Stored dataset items
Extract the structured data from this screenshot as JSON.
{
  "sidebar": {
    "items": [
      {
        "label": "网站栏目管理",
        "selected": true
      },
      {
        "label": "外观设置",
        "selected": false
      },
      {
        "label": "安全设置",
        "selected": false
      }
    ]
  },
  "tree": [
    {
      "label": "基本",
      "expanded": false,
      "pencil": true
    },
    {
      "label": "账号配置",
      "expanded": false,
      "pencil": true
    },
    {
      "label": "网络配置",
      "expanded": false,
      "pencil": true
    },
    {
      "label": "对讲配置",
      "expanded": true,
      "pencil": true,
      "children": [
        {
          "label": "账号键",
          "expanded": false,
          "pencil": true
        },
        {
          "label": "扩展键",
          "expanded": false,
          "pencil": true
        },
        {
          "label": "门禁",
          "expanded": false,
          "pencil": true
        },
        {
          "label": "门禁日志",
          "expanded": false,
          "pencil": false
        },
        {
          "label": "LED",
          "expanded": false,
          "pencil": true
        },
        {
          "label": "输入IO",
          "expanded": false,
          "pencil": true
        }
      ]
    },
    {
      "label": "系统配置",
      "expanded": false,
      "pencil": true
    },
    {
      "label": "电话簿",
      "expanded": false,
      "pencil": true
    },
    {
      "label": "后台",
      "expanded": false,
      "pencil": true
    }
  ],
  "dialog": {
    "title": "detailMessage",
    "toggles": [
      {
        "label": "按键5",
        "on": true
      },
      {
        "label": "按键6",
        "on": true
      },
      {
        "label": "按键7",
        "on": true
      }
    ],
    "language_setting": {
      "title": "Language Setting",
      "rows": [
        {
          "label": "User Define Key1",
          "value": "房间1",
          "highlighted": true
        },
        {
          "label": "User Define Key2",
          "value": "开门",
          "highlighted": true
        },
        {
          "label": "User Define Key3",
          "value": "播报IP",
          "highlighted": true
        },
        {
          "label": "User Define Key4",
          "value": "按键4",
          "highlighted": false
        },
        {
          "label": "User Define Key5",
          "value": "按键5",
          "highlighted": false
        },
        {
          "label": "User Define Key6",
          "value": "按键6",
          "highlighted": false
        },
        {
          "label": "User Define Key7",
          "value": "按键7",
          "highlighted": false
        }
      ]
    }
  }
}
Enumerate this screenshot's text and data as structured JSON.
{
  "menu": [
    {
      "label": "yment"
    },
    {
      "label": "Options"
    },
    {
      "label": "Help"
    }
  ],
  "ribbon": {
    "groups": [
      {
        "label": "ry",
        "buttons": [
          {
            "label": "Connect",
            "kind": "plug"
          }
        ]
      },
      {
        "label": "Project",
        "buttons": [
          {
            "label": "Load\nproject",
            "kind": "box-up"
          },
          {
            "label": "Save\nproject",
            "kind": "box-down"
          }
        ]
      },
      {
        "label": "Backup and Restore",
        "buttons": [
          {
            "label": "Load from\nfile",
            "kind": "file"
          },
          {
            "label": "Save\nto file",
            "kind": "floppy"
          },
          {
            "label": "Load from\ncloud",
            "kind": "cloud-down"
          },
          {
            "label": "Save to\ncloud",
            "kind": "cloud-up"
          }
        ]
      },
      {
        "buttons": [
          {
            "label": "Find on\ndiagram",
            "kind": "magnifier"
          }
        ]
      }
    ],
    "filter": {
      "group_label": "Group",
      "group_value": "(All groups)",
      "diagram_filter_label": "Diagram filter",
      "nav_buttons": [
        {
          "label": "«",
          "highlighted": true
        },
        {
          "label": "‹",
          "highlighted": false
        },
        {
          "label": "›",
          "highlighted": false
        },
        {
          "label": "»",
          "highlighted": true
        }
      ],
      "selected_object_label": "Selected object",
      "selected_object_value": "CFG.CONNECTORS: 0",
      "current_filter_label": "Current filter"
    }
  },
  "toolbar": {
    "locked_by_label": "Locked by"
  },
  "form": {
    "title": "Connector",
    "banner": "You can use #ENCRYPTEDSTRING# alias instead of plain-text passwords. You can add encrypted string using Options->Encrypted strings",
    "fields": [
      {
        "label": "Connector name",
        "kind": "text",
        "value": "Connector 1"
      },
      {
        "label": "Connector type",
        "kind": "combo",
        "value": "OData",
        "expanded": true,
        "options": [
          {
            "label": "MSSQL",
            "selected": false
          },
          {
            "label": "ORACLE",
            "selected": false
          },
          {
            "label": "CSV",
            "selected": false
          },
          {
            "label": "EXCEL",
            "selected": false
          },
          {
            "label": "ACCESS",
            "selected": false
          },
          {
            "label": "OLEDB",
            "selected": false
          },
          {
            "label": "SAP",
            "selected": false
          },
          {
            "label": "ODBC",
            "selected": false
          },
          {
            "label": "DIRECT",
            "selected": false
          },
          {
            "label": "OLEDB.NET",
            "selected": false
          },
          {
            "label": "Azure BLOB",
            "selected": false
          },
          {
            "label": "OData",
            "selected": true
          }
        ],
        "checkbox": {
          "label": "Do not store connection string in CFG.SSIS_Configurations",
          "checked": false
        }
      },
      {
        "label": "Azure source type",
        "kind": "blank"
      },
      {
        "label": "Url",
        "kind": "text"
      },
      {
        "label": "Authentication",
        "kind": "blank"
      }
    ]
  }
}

** Aim **
Every line in the data above that contains "from" needs to be copied.

** Task answer **
Extract the structured data from this screenshot as JSON.
            "label": "Load from\nfile",
            "label": "Load from\ncloud",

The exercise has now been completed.